• [Task statement]: From the entries that follow, extract each line holding the string "type".

• [Stored dataset items]:
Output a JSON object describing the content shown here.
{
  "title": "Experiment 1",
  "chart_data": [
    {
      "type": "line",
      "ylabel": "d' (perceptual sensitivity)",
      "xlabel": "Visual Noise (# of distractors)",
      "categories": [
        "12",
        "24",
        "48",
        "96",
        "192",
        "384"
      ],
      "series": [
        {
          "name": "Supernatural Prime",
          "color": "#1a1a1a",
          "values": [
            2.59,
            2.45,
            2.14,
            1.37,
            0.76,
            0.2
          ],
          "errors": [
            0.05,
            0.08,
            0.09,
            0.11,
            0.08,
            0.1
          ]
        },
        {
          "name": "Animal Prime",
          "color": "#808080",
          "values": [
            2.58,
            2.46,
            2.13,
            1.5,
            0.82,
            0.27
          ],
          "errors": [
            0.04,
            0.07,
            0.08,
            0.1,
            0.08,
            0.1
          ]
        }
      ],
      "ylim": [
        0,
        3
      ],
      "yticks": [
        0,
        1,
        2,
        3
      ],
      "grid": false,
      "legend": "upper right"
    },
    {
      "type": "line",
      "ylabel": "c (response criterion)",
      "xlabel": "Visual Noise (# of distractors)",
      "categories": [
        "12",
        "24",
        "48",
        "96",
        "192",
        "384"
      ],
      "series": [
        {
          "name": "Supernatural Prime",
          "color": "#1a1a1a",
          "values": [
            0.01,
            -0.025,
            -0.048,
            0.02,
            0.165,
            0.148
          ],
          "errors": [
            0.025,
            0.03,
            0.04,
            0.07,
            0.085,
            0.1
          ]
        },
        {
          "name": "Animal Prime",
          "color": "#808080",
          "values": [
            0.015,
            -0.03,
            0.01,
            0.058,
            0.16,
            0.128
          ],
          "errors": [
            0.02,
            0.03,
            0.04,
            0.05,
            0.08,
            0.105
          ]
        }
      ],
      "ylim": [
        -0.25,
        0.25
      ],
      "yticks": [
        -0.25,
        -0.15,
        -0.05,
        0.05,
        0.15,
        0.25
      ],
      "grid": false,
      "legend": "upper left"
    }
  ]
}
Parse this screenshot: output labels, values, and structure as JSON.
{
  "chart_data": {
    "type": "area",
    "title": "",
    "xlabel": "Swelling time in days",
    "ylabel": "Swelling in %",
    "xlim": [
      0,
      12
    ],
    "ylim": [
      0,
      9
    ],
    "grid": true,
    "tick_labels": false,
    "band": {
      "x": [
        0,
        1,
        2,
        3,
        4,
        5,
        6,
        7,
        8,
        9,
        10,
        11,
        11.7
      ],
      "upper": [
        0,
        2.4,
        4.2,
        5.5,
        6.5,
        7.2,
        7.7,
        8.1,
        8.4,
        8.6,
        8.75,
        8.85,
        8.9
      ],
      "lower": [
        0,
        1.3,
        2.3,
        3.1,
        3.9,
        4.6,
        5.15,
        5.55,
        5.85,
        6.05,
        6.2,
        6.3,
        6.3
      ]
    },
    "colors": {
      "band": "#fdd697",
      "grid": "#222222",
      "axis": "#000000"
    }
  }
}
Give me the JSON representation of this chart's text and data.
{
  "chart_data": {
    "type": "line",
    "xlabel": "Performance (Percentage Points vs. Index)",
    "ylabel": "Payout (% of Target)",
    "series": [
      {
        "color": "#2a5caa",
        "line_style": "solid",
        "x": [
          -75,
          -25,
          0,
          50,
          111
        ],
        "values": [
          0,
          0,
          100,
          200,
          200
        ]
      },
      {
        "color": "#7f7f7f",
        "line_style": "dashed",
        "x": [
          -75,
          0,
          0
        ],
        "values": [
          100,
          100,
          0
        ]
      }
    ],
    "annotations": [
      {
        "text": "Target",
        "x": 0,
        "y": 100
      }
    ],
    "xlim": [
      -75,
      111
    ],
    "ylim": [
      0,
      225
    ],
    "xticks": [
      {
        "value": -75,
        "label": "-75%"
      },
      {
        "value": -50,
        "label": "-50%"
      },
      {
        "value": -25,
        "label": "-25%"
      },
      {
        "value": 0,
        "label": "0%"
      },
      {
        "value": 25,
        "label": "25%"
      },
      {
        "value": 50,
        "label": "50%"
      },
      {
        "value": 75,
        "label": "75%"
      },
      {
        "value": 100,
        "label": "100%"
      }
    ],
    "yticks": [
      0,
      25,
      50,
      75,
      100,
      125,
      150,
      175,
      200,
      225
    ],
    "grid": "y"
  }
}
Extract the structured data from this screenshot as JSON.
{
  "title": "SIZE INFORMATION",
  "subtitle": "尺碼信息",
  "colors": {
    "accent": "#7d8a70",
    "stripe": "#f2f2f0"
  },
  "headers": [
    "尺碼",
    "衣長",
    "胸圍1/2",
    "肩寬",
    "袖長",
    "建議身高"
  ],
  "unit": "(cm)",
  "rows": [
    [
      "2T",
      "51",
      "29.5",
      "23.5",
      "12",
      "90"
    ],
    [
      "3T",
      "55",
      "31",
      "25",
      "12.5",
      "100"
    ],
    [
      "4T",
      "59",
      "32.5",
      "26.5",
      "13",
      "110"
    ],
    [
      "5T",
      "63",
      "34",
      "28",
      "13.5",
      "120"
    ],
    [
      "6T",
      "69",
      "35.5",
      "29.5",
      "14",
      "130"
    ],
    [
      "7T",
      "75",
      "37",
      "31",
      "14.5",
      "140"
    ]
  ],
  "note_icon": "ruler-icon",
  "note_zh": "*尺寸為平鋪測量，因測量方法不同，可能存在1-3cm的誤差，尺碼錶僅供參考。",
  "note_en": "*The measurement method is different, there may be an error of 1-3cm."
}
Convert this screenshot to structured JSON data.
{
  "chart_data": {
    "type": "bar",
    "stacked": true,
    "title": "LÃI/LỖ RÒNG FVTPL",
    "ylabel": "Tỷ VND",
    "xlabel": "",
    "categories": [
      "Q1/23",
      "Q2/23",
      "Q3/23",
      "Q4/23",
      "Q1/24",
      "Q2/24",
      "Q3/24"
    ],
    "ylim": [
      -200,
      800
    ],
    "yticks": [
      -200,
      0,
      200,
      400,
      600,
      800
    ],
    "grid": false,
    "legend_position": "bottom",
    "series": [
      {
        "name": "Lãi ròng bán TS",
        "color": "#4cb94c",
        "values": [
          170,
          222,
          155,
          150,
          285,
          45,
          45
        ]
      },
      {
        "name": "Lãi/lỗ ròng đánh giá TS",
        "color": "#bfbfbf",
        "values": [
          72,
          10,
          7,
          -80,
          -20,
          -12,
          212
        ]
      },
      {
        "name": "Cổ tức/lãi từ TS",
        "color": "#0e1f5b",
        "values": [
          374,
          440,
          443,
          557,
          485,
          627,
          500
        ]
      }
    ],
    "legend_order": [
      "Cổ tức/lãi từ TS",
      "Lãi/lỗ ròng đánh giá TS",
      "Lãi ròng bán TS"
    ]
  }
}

• [Response to the task]:
      "type": "line",
      "type": "line",
    "type": "area",
    "type": "line",
    "type": "bar",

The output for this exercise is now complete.